[Stored items from a collection]
^^^^

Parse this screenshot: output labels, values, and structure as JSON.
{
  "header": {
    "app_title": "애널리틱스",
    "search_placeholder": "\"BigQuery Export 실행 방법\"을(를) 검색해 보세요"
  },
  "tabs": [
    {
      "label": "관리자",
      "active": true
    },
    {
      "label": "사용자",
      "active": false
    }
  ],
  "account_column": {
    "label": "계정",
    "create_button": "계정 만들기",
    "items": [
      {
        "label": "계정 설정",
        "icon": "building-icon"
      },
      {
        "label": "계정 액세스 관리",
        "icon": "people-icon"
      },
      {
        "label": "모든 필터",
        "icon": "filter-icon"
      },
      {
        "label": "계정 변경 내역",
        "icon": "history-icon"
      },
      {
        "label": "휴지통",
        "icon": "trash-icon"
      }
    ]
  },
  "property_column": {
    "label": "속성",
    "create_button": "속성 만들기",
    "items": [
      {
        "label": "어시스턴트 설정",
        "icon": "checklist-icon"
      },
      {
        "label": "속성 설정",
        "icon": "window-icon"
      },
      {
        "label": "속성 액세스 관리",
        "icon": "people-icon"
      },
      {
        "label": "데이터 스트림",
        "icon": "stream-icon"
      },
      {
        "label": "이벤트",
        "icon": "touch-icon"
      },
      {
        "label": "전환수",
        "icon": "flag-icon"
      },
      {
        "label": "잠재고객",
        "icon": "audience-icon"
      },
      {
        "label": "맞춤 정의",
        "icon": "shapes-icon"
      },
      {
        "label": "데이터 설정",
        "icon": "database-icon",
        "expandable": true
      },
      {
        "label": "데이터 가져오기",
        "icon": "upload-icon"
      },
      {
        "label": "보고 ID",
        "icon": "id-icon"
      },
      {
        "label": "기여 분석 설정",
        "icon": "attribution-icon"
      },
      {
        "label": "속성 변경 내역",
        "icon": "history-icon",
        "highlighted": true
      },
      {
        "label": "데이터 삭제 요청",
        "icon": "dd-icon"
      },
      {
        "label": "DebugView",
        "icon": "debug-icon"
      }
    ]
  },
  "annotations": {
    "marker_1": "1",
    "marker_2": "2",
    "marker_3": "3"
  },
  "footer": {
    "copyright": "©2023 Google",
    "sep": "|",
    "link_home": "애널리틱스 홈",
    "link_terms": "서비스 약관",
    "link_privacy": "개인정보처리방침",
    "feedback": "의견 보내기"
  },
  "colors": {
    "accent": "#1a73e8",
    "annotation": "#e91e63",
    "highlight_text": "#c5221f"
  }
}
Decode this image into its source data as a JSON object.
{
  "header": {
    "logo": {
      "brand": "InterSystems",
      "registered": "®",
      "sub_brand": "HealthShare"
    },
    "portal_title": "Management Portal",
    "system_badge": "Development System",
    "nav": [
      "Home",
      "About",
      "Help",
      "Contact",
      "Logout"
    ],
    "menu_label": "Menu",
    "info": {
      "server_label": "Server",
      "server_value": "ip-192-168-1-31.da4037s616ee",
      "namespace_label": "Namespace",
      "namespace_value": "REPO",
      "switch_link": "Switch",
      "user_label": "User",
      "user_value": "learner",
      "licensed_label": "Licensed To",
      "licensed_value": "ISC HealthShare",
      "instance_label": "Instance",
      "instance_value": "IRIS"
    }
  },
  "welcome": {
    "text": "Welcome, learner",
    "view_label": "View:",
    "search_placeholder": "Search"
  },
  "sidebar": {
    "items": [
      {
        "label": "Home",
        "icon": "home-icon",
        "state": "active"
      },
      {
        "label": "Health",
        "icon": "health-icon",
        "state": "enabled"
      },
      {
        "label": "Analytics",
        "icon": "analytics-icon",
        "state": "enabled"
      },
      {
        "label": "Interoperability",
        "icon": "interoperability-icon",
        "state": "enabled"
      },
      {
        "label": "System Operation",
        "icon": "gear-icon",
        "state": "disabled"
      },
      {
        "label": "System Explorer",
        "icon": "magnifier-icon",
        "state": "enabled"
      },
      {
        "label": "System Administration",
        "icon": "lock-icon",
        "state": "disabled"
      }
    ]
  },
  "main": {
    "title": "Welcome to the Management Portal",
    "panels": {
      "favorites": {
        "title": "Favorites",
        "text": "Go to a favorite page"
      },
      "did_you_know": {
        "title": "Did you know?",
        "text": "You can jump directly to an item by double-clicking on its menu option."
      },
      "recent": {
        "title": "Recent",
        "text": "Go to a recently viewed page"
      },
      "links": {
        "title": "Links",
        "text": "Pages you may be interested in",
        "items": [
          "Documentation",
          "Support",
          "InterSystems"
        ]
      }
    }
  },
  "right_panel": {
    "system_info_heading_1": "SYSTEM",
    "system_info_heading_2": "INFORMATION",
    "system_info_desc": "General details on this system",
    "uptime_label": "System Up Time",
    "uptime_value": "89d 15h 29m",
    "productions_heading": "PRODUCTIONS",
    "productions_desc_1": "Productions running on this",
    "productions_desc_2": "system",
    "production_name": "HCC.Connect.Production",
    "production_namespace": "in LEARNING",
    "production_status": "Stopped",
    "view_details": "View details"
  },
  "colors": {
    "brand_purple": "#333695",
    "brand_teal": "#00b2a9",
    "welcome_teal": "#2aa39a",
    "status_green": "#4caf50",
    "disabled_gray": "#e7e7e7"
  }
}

^^^^

Pick out all the lines with the word "this" in them and copy them.

Parse this screenshot: output labels, values, and structure as JSON.
Decode this image into its source data as a JSON object.
    "system_info_desc": "General details on this system",
    "productions_desc_1": "Productions running on this",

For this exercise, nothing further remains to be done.